### Task material

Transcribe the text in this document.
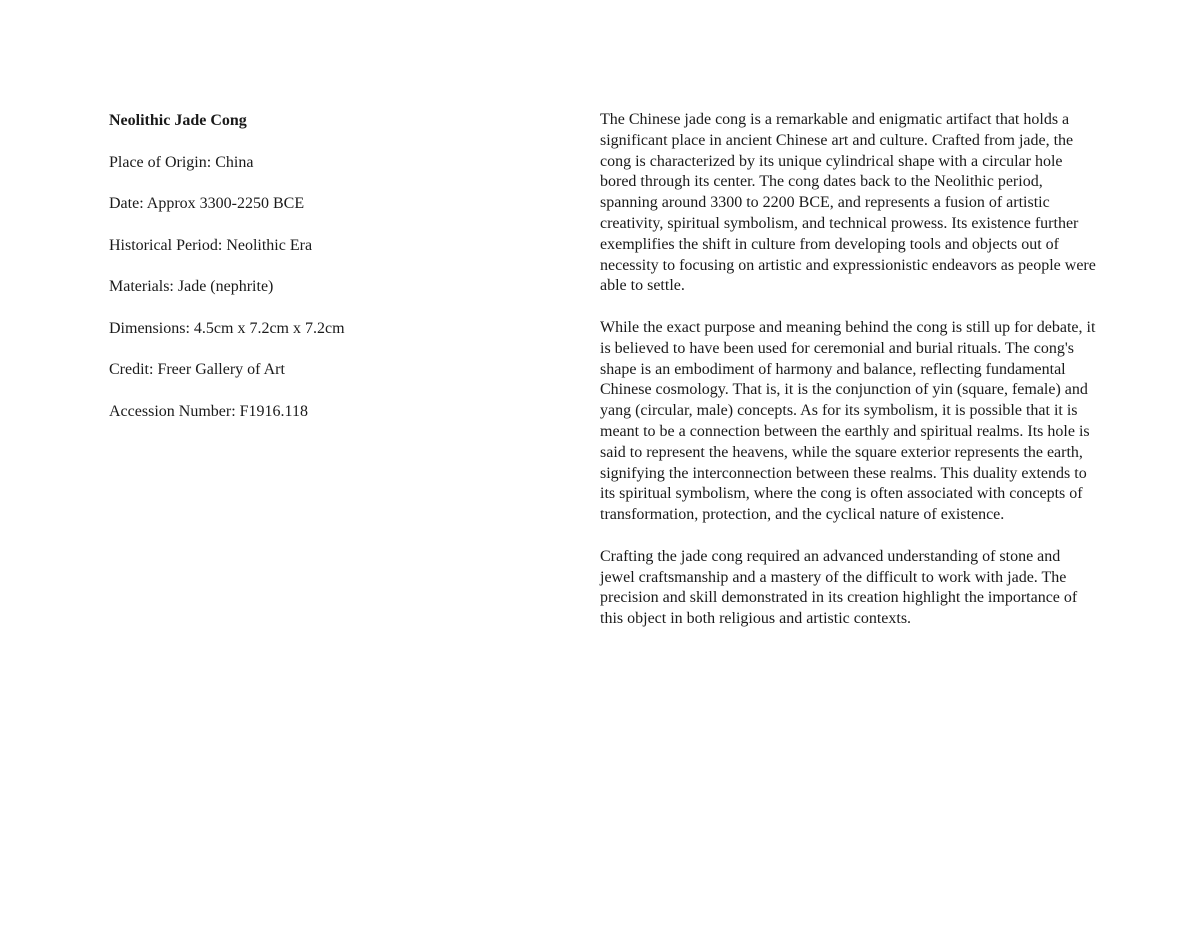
Neolithic Jade Cong

Place of Origin: China

Date: Approx 3300-2250 BCE

Historical Period: Neolithic Era

Materials: Jade (nephrite)

Dimensions: 4.5cm x 7.2cm x 7.2cm

Credit: Freer Gallery of Art

Accession Number: F1916.118

The Chinese jade cong is a remarkable and enigmatic artifact that holds a significant place in ancient Chinese art and culture. Crafted from jade, the cong is characterized by its unique cylindrical shape with a circular hole bored through its center. The cong dates back to the Neolithic period, spanning around 3300 to 2200 BCE, and represents a fusion of artistic creativity, spiritual symbolism, and technical prowess. Its existence further exemplifies the shift in culture from developing tools and objects out of necessity to focusing on artistic and expressionistic endeavors as people were able to settle.

While the exact purpose and meaning behind the cong is still up for debate, it is believed to have been used for ceremonial and burial rituals. The cong's shape is an embodiment of harmony and balance, reflecting fundamental Chinese cosmology. That is, it is the conjunction of yin (square, female) and yang (circular, male) concepts. As for its symbolism, it is possible that it is meant to be a connection between the earthly and spiritual realms. Its hole is said to represent the heavens, while the square exterior represents the earth, signifying the interconnection between these realms. This duality extends to its spiritual symbolism, where the cong is often associated with concepts of transformation, protection, and the cyclical nature of existence.

Crafting the jade cong required an advanced understanding of stone and jewel craftsmanship and a mastery of the difficult to work with jade. The precision and skill demonstrated in its creation highlight the importance of this object in both religious and artistic contexts.
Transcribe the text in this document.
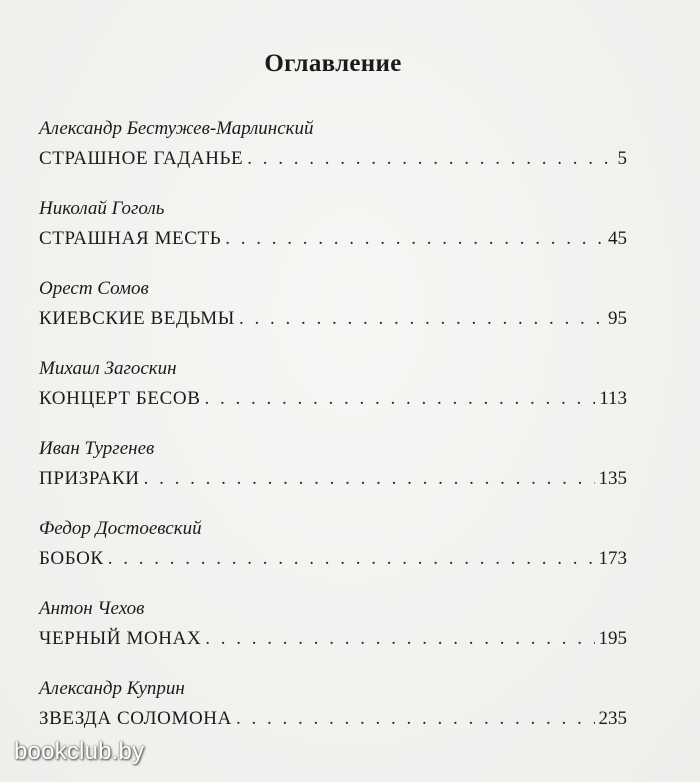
Оглавление
Александр Бестужев-Марлинский
СТРАШНОЕ ГАДАНЬЕ . . .	5
Николай Гоголь
СТРАШНАЯ МЕСТЬ . . .	45
Орест Сомов
КИЕВСКИЕ ВЕДЬМЫ . . .	95
Михаил Загоскин
КОНЦЕРТ БЕСОВ . . .	113
Иван Тургенев
ПРИЗРАКИ . . .	135
Федор Достоевский
БОБОК . . .	173
Антон Чехов
ЧЕРНЫЙ МОНАХ . . .	195
Александр Куприн
ЗВЕЗДА СОЛОМОНА . . .	235
bookclub.by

### Problem to work on
In the records above, locate every line with the string "Александр" and copy it.

### Output
Александр Бестужев-Марлинский
Александр Куприн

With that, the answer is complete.